## BEGIN GIVEN ENTRIES

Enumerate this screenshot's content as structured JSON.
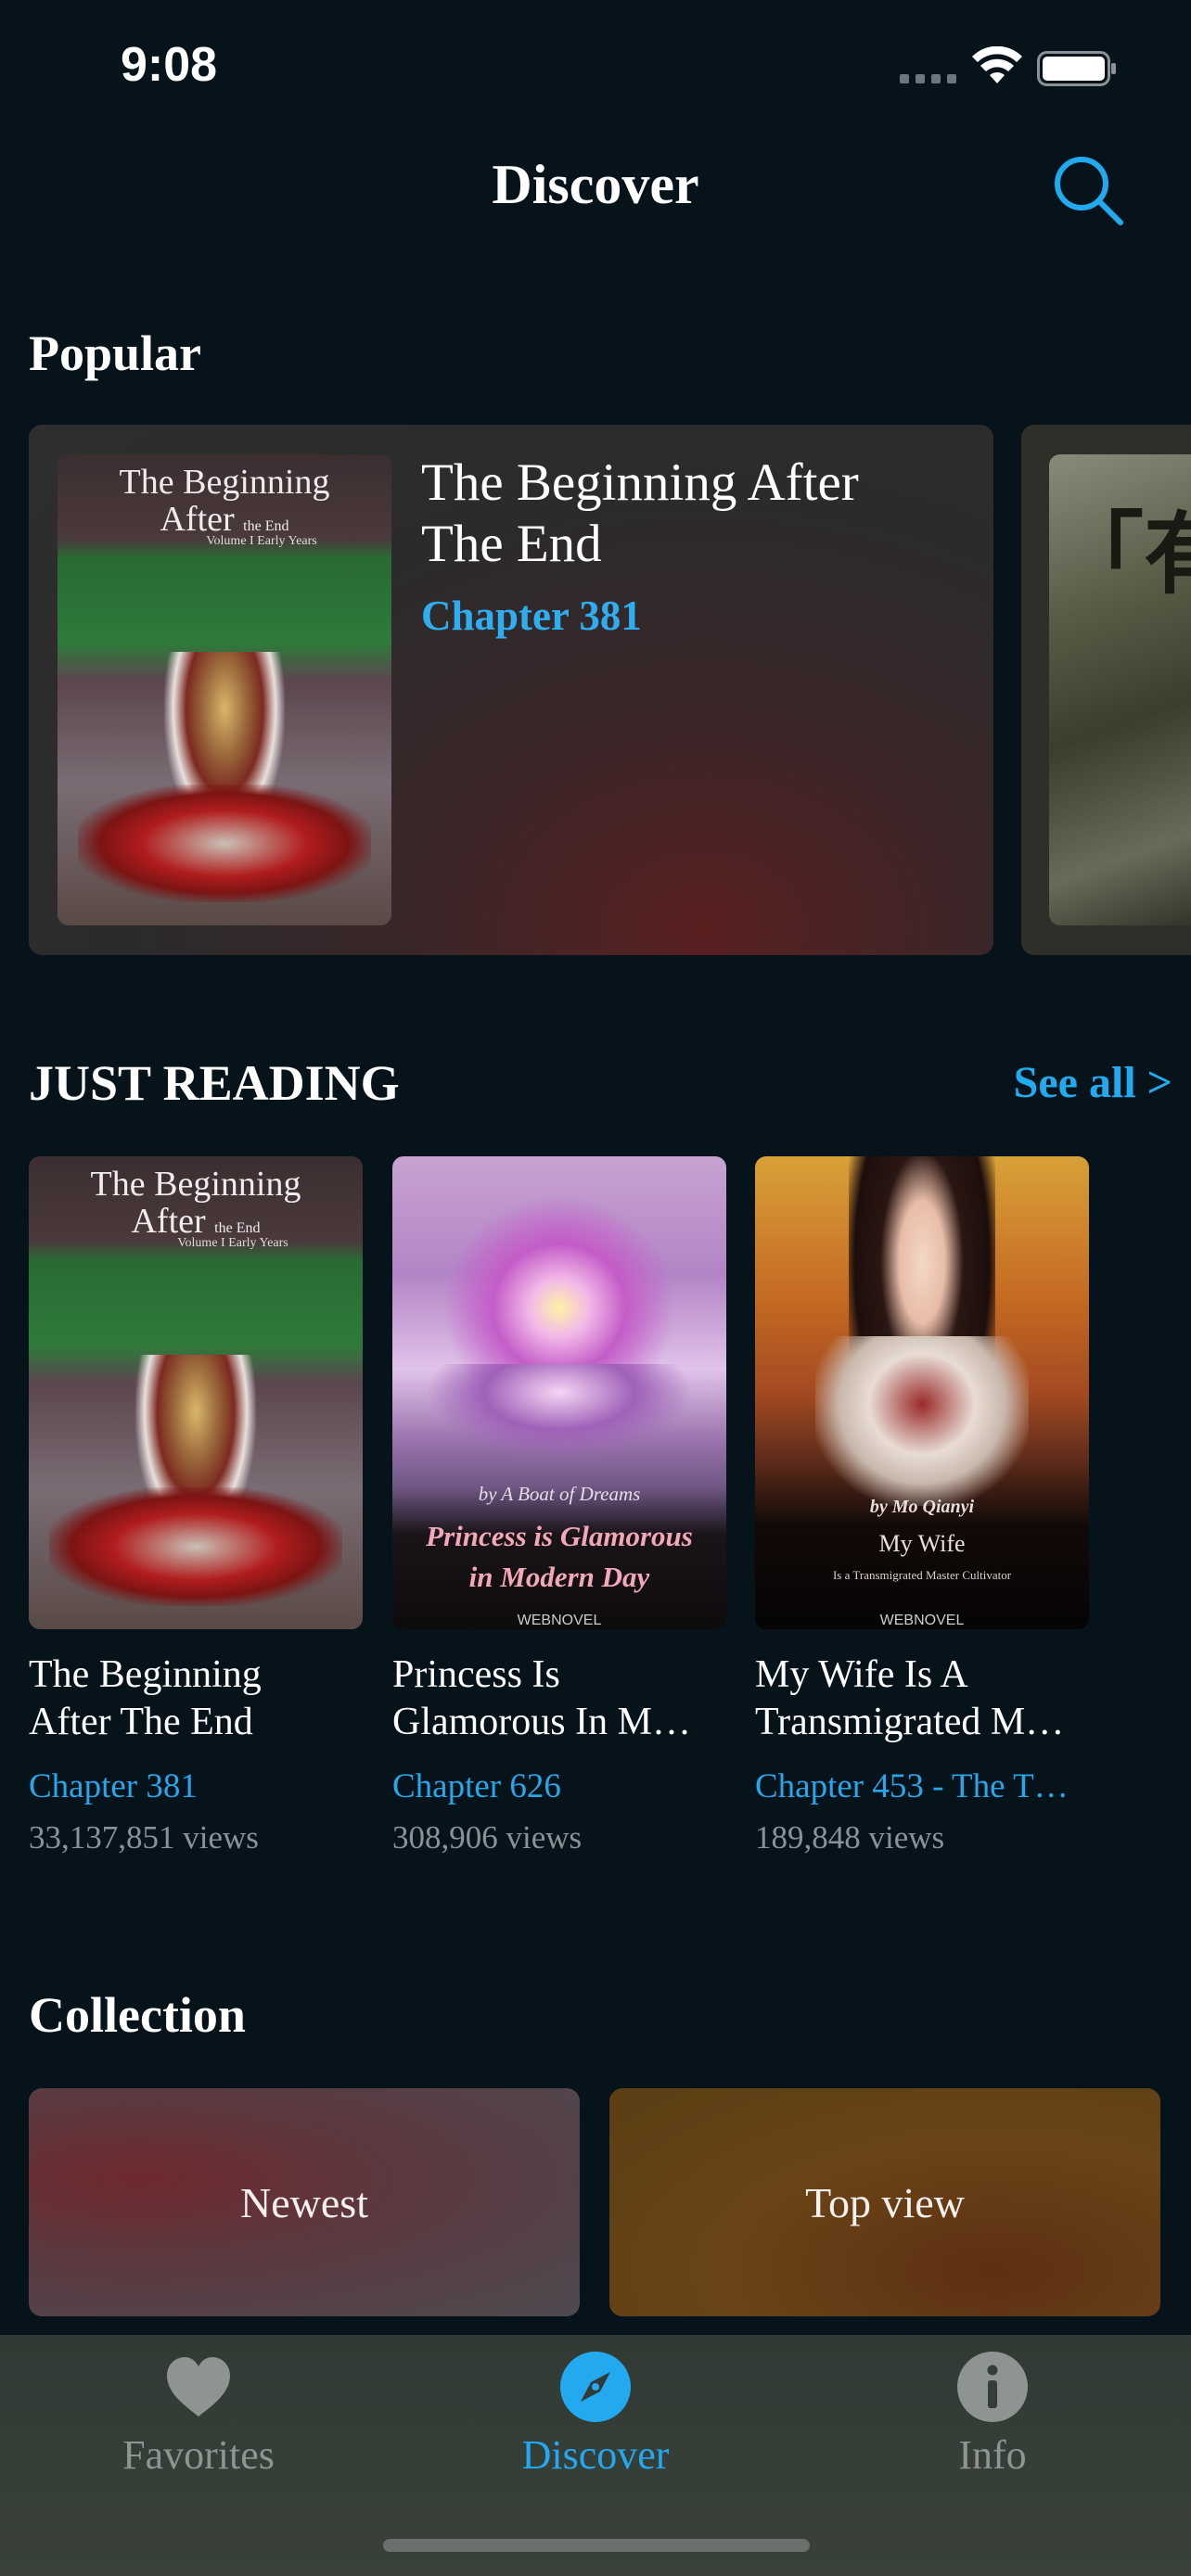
{
  "status_bar": {
    "time": "9:08"
  },
  "header": {
    "title": "Discover"
  },
  "popular": {
    "section_title": "Popular",
    "card": {
      "title": "The Beginning After The End",
      "chapter": "Chapter 381"
    }
  },
  "just_reading": {
    "section_title": "JUST READING",
    "see_all_label": "See all >",
    "items": [
      {
        "title_line1": "The Beginning",
        "title_line2": "After The End",
        "chapter": "Chapter 381",
        "views": "33,137,851 views",
        "cover_title_line1": "The Beginning",
        "cover_title_line2": "After",
        "cover_title_suffix": "the End",
        "cover_subtitle": "Volume I Early Years"
      },
      {
        "title_line1": "Princess Is",
        "title_line2": "Glamorous In M…",
        "chapter": "Chapter 626",
        "views": "308,906 views",
        "cover_author": "by A Boat of Dreams",
        "cover_title_line1": "Princess is Glamorous",
        "cover_title_line2": "in Modern Day",
        "cover_publisher": "WEBNOVEL"
      },
      {
        "title_line1": "My Wife Is A",
        "title_line2": "Transmigrated M…",
        "chapter": "Chapter 453 - The T…",
        "views": "189,848 views",
        "cover_author": "by Mo Qianyi",
        "cover_title": "My Wife",
        "cover_subtitle": "Is a Transmigrated Master Cultivator",
        "cover_publisher": "WEBNOVEL"
      }
    ]
  },
  "collection": {
    "section_title": "Collection",
    "cards": [
      {
        "label": "Newest"
      },
      {
        "label": "Top view"
      }
    ]
  },
  "tab_bar": {
    "items": [
      {
        "label": "Favorites",
        "icon": "heart-icon",
        "active": false
      },
      {
        "label": "Discover",
        "icon": "compass-icon",
        "active": true
      },
      {
        "label": "Info",
        "icon": "info-icon",
        "active": false
      }
    ]
  },
  "colors": {
    "background": "#06131b",
    "accent": "#23a9ef",
    "muted_text": "#8a9298",
    "tab_bar": "#343d37"
  }
}
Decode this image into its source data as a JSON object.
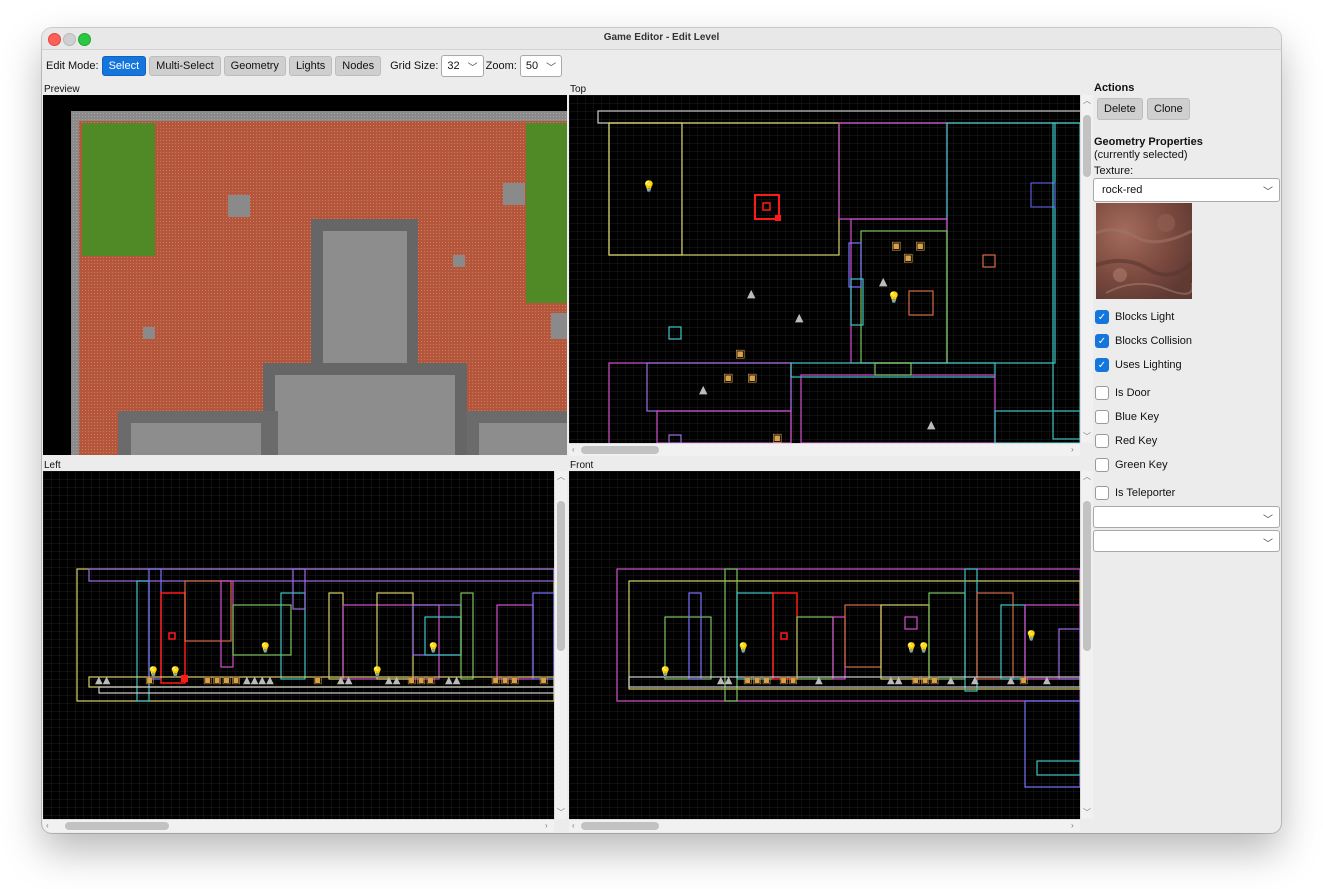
{
  "window": {
    "title": "Game Editor - Edit Level"
  },
  "toolbar": {
    "edit_mode_label": "Edit Mode:",
    "modes": [
      "Select",
      "Multi-Select",
      "Geometry",
      "Lights",
      "Nodes"
    ],
    "active_mode": "Select",
    "grid_size_label": "Grid Size:",
    "grid_size_value": "32",
    "zoom_label": "Zoom:",
    "zoom_value": "50"
  },
  "views": {
    "preview_label": "Preview",
    "top_label": "Top",
    "left_label": "Left",
    "front_label": "Front"
  },
  "sidebar": {
    "actions_heading": "Actions",
    "delete_label": "Delete",
    "clone_label": "Clone",
    "geometry_heading": "Geometry Properties",
    "geometry_sub": "(currently selected)",
    "texture_label": "Texture:",
    "texture_value": "rock-red",
    "checks": [
      {
        "label": "Blocks Light",
        "checked": true
      },
      {
        "label": "Blocks Collision",
        "checked": true
      },
      {
        "label": "Uses Lighting",
        "checked": true
      },
      {
        "label": "Is Door",
        "checked": false
      },
      {
        "label": "Blue Key",
        "checked": false
      },
      {
        "label": "Red Key",
        "checked": false
      },
      {
        "label": "Green Key",
        "checked": false
      },
      {
        "label": "Is Teleporter",
        "checked": false
      }
    ],
    "extra_select_1": "",
    "extra_select_2": ""
  },
  "colors": {
    "accent": "#1476dd",
    "viewport_bg": "#000000",
    "floor_red": "#b4563c",
    "grass_green": "#4f8a26",
    "stone_gray": "#7a7a7a",
    "selection_red": "#ff1a1a"
  },
  "icons": [
    "light-bulb-icon",
    "crate-icon",
    "enemy-node-icon",
    "chevron-down-icon",
    "checkmark-icon"
  ]
}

## END GIVEN ENTRIES

EXERCISE AIM:
Print all the records again exactly; do not include any picture.

CORRECT ANSWER:
Enumerate this screenshot's content as structured JSON.
{
  "status_bar": {
    "time": "9:08"
  },
  "header": {
    "title": "Discover"
  },
  "popular": {
    "section_title": "Popular",
    "card": {
      "title": "The Beginning After The End",
      "chapter": "Chapter 381"
    }
  },
  "just_reading": {
    "section_title": "JUST READING",
    "see_all_label": "See all >",
    "items": [
      {
        "title_line1": "The Beginning",
        "title_line2": "After The End",
        "chapter": "Chapter 381",
        "views": "33,137,851 views",
        "cover_title_line1": "The Beginning",
        "cover_title_line2": "After",
        "cover_title_suffix": "the End",
        "cover_subtitle": "Volume I Early Years"
      },
      {
        "title_line1": "Princess Is",
        "title_line2": "Glamorous In M…",
        "chapter": "Chapter 626",
        "views": "308,906 views",
        "cover_author": "by A Boat of Dreams",
        "cover_title_line1": "Princess is Glamorous",
        "cover_title_line2": "in Modern Day",
        "cover_publisher": "WEBNOVEL"
      },
      {
        "title_line1": "My Wife Is A",
        "title_line2": "Transmigrated M…",
        "chapter": "Chapter 453 - The T…",
        "views": "189,848 views",
        "cover_author": "by Mo Qianyi",
        "cover_title": "My Wife",
        "cover_subtitle": "Is a Transmigrated Master Cultivator",
        "cover_publisher": "WEBNOVEL"
      }
    ]
  },
  "collection": {
    "section_title": "Collection",
    "cards": [
      {
        "label": "Newest"
      },
      {
        "label": "Top view"
      }
    ]
  },
  "tab_bar": {
    "items": [
      {
        "label": "Favorites",
        "icon": "heart-icon",
        "active": false
      },
      {
        "label": "Discover",
        "icon": "compass-icon",
        "active": true
      },
      {
        "label": "Info",
        "icon": "info-icon",
        "active": false
      }
    ]
  },
  "colors": {
    "background": "#06131b",
    "accent": "#23a9ef",
    "muted_text": "#8a9298",
    "tab_bar": "#343d37"
  }
}
Decode this image into its source data as a JSON object.
{
  "window": {
    "title": "Game Editor - Edit Level"
  },
  "toolbar": {
    "edit_mode_label": "Edit Mode:",
    "modes": [
      "Select",
      "Multi-Select",
      "Geometry",
      "Lights",
      "Nodes"
    ],
    "active_mode": "Select",
    "grid_size_label": "Grid Size:",
    "grid_size_value": "32",
    "zoom_label": "Zoom:",
    "zoom_value": "50"
  },
  "views": {
    "preview_label": "Preview",
    "top_label": "Top",
    "left_label": "Left",
    "front_label": "Front"
  },
  "sidebar": {
    "actions_heading": "Actions",
    "delete_label": "Delete",
    "clone_label": "Clone",
    "geometry_heading": "Geometry Properties",
    "geometry_sub": "(currently selected)",
    "texture_label": "Texture:",
    "texture_value": "rock-red",
    "checks": [
      {
        "label": "Blocks Light",
        "checked": true
      },
      {
        "label": "Blocks Collision",
        "checked": true
      },
      {
        "label": "Uses Lighting",
        "checked": true
      },
      {
        "label": "Is Door",
        "checked": false
      },
      {
        "label": "Blue Key",
        "checked": false
      },
      {
        "label": "Red Key",
        "checked": false
      },
      {
        "label": "Green Key",
        "checked": false
      },
      {
        "label": "Is Teleporter",
        "checked": false
      }
    ],
    "extra_select_1": "",
    "extra_select_2": ""
  },
  "colors": {
    "accent": "#1476dd",
    "viewport_bg": "#000000",
    "floor_red": "#b4563c",
    "grass_green": "#4f8a26",
    "stone_gray": "#7a7a7a",
    "selection_red": "#ff1a1a"
  },
  "icons": [
    "light-bulb-icon",
    "crate-icon",
    "enemy-node-icon",
    "chevron-down-icon",
    "checkmark-icon"
  ]
}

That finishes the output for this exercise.